• [Your goal] Take the lines from the one containing "Parse this screenshot: output" through the final line below and restate them exactly. Omit the pictures.

* begin *

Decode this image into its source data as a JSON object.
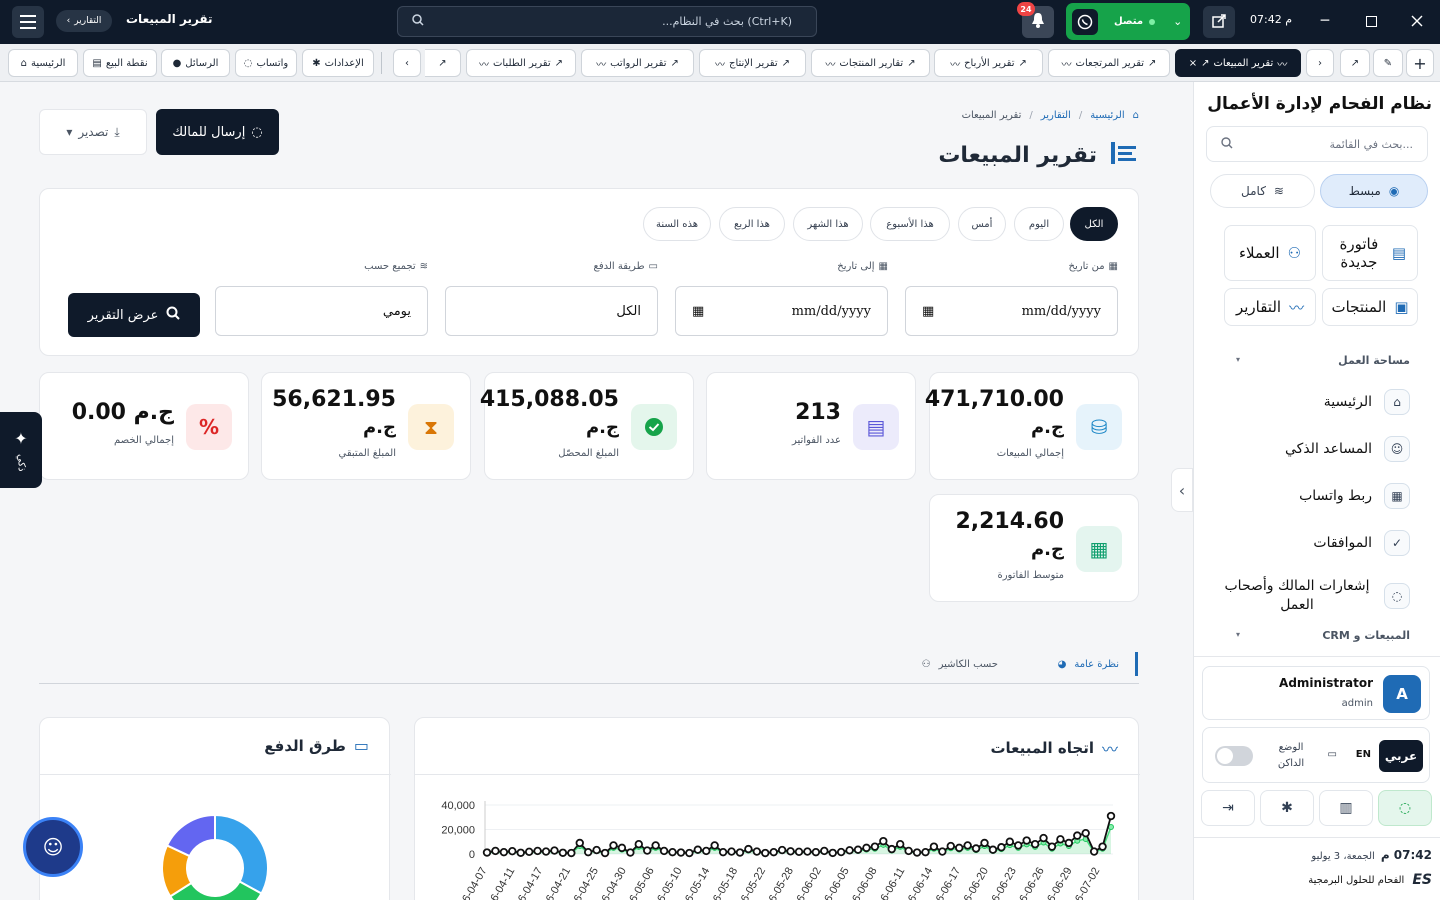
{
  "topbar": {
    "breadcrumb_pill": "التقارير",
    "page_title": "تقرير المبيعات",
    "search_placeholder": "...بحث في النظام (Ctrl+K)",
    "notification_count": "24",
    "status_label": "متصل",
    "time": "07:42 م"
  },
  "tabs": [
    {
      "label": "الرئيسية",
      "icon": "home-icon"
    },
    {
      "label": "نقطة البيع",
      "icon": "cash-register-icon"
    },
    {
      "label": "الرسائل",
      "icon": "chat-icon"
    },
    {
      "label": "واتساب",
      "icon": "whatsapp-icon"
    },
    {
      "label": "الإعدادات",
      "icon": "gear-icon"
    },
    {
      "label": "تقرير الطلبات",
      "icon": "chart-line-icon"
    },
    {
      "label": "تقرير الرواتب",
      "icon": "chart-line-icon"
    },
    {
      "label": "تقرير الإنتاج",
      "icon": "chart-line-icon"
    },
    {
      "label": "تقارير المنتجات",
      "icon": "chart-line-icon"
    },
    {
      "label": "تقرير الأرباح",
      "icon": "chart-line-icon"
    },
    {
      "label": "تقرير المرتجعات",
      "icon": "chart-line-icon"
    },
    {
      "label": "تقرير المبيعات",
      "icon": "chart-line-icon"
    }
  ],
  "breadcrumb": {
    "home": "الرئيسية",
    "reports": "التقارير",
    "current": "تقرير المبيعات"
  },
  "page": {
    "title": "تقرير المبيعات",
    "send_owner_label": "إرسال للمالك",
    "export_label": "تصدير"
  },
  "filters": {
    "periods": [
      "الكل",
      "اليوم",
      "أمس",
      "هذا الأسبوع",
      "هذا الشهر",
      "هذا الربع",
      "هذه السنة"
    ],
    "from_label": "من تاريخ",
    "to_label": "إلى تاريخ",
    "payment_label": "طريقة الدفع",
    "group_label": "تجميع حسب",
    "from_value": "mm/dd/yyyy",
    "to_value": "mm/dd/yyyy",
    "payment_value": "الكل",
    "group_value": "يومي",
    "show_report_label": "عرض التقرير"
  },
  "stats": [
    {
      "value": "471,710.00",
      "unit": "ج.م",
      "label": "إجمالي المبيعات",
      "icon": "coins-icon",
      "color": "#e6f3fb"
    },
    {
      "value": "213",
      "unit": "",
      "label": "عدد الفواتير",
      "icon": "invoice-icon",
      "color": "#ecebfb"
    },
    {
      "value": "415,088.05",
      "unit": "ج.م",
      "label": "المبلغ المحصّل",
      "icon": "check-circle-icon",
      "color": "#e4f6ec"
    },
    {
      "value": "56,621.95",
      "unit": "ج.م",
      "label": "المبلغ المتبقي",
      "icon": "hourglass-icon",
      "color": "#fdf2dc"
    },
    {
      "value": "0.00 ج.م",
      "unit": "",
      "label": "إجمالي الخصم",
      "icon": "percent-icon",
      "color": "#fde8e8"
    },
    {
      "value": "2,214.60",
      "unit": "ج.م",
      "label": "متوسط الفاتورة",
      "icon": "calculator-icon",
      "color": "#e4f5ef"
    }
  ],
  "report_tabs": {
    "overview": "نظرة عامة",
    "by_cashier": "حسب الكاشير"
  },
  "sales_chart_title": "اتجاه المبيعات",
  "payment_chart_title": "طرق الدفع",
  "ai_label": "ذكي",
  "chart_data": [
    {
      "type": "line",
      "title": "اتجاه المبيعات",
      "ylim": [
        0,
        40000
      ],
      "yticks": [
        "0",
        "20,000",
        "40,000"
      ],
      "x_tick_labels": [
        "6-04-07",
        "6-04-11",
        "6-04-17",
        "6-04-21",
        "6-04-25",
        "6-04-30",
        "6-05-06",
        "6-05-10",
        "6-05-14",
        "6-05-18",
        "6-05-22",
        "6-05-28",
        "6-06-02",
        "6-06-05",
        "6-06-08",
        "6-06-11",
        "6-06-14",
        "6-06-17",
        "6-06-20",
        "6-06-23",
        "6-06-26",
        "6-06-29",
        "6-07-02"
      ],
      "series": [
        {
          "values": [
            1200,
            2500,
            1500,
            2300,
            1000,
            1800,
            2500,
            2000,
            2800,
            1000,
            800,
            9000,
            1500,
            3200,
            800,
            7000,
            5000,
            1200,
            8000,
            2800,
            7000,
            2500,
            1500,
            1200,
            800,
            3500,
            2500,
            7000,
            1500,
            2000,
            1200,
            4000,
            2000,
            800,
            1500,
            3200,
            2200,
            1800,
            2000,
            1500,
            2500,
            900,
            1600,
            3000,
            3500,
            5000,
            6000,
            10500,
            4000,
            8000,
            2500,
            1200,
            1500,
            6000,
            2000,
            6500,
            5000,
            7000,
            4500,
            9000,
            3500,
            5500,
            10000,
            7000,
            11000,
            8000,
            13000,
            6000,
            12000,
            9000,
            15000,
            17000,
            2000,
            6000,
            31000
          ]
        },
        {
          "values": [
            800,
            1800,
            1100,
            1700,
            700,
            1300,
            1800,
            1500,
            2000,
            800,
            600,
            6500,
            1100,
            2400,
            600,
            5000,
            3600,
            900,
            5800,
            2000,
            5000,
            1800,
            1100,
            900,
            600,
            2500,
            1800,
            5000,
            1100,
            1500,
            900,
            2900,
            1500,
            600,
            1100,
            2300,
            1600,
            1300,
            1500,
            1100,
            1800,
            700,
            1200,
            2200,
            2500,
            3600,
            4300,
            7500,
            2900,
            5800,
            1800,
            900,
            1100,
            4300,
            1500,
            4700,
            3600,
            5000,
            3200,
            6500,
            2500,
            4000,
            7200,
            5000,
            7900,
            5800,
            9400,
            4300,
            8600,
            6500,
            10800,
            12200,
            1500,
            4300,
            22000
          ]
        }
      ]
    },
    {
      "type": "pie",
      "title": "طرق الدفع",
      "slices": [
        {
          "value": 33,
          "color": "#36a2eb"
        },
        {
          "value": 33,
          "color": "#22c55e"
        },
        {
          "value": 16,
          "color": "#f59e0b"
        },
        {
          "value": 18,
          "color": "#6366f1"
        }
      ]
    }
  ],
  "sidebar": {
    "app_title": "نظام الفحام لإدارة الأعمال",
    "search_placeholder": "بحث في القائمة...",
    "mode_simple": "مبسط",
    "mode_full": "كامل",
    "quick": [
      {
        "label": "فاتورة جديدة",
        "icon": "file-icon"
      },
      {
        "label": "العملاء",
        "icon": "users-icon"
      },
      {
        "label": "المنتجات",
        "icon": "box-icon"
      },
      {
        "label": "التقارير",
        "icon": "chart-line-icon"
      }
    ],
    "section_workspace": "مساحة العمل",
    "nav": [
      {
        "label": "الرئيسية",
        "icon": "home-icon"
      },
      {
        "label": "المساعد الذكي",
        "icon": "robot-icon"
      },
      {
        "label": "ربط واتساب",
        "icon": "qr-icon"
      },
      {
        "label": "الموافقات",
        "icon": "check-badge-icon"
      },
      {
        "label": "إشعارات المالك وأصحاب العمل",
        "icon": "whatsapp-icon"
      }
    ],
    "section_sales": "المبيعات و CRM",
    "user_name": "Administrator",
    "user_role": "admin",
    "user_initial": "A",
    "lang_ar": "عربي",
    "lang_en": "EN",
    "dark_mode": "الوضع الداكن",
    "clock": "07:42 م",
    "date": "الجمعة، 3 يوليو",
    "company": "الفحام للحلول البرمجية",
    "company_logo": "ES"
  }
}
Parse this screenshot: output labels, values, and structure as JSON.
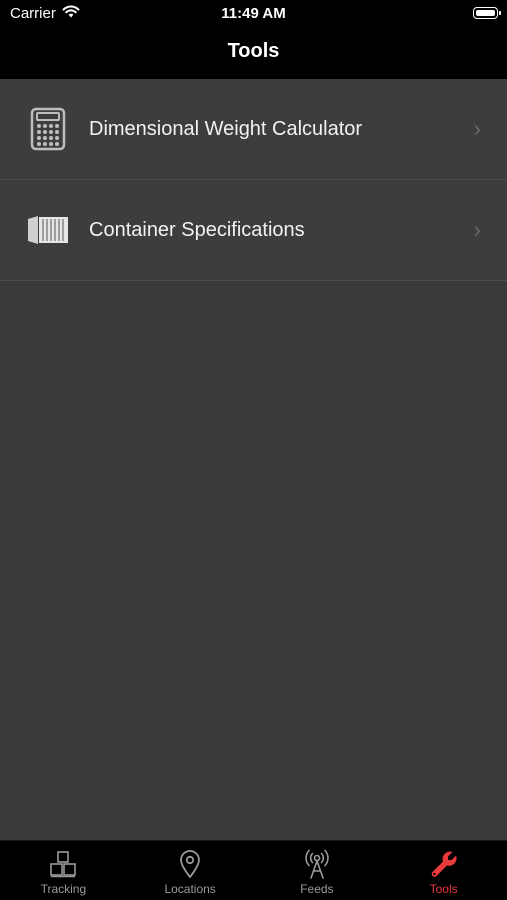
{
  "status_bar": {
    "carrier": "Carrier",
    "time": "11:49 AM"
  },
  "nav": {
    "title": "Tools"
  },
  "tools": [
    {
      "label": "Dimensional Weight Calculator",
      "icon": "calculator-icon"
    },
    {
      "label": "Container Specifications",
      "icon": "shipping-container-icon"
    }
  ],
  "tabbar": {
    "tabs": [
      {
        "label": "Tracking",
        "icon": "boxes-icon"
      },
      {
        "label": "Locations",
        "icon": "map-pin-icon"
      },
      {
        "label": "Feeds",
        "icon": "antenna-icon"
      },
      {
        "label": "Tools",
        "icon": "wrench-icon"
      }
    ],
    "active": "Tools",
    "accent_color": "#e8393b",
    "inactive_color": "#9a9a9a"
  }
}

* end *

• [Exercise output]
Parse this screenshot: output labels, values, and structure as JSON.
{
  "status_bar": {
    "carrier": "Carrier",
    "time": "11:49 AM"
  },
  "nav": {
    "title": "Tools"
  },
  "tools": [
    {
      "label": "Dimensional Weight Calculator",
      "icon": "calculator-icon"
    },
    {
      "label": "Container Specifications",
      "icon": "shipping-container-icon"
    }
  ],
  "tabbar": {
    "tabs": [
      {
        "label": "Tracking",
        "icon": "boxes-icon"
      },
      {
        "label": "Locations",
        "icon": "map-pin-icon"
      },
      {
        "label": "Feeds",
        "icon": "antenna-icon"
      },
      {
        "label": "Tools",
        "icon": "wrench-icon"
      }
    ],
    "active": "Tools",
    "accent_color": "#e8393b",
    "inactive_color": "#9a9a9a"
  }
}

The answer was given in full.